## Aim of the task
Write out the data below in full. Keep it exact.

>> begin Record set

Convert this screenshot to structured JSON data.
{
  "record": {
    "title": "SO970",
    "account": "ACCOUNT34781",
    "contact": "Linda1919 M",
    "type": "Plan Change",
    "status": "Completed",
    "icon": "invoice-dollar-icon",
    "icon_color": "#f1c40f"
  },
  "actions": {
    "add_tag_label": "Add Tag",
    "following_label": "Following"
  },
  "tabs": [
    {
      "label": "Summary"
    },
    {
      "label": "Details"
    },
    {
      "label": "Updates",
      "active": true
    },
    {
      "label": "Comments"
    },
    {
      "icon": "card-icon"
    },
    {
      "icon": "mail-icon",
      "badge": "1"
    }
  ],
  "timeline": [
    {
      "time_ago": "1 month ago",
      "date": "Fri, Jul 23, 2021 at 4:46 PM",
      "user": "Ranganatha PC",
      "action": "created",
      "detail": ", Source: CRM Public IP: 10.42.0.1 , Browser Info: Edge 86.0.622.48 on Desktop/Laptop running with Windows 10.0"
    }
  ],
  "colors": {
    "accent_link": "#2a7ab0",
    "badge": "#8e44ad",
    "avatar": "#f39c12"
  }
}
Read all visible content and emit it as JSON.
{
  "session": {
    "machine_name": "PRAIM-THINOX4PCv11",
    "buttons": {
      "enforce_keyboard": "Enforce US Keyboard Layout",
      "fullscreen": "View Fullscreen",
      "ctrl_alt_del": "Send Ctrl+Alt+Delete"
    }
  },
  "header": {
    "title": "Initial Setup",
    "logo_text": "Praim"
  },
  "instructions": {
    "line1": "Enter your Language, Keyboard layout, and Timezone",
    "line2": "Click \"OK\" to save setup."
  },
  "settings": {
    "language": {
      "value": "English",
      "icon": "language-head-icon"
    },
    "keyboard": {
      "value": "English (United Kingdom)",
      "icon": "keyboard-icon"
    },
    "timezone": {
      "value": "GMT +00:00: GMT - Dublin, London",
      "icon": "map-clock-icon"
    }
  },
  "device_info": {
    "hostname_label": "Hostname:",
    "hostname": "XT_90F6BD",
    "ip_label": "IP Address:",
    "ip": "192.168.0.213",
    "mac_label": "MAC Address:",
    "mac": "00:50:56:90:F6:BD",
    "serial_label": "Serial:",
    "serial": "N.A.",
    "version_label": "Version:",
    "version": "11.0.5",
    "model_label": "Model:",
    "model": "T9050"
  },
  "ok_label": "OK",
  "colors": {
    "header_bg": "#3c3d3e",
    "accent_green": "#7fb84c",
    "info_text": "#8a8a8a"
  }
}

>> end Record set

## Correct result
Convert this screenshot to structured JSON data.
{
  "record": {
    "title": "SO970",
    "account": "ACCOUNT34781",
    "contact": "Linda1919 M",
    "type": "Plan Change",
    "status": "Completed",
    "icon": "invoice-dollar-icon",
    "icon_color": "#f1c40f"
  },
  "actions": {
    "add_tag_label": "Add Tag",
    "following_label": "Following"
  },
  "tabs": [
    {
      "label": "Summary"
    },
    {
      "label": "Details"
    },
    {
      "label": "Updates",
      "active": true
    },
    {
      "label": "Comments"
    },
    {
      "icon": "card-icon"
    },
    {
      "icon": "mail-icon",
      "badge": "1"
    }
  ],
  "timeline": [
    {
      "time_ago": "1 month ago",
      "date": "Fri, Jul 23, 2021 at 4:46 PM",
      "user": "Ranganatha PC",
      "action": "created",
      "detail": ", Source: CRM Public IP: 10.42.0.1 , Browser Info: Edge 86.0.622.48 on Desktop/Laptop running with Windows 10.0"
    }
  ],
  "colors": {
    "accent_link": "#2a7ab0",
    "badge": "#8e44ad",
    "avatar": "#f39c12"
  }
}
Read all visible content and emit it as JSON.
{
  "session": {
    "machine_name": "PRAIM-THINOX4PCv11",
    "buttons": {
      "enforce_keyboard": "Enforce US Keyboard Layout",
      "fullscreen": "View Fullscreen",
      "ctrl_alt_del": "Send Ctrl+Alt+Delete"
    }
  },
  "header": {
    "title": "Initial Setup",
    "logo_text": "Praim"
  },
  "instructions": {
    "line1": "Enter your Language, Keyboard layout, and Timezone",
    "line2": "Click \"OK\" to save setup."
  },
  "settings": {
    "language": {
      "value": "English",
      "icon": "language-head-icon"
    },
    "keyboard": {
      "value": "English (United Kingdom)",
      "icon": "keyboard-icon"
    },
    "timezone": {
      "value": "GMT +00:00: GMT - Dublin, London",
      "icon": "map-clock-icon"
    }
  },
  "device_info": {
    "hostname_label": "Hostname:",
    "hostname": "XT_90F6BD",
    "ip_label": "IP Address:",
    "ip": "192.168.0.213",
    "mac_label": "MAC Address:",
    "mac": "00:50:56:90:F6:BD",
    "serial_label": "Serial:",
    "serial": "N.A.",
    "version_label": "Version:",
    "version": "11.0.5",
    "model_label": "Model:",
    "model": "T9050"
  },
  "ok_label": "OK",
  "colors": {
    "header_bg": "#3c3d3e",
    "accent_green": "#7fb84c",
    "info_text": "#8a8a8a"
  }
}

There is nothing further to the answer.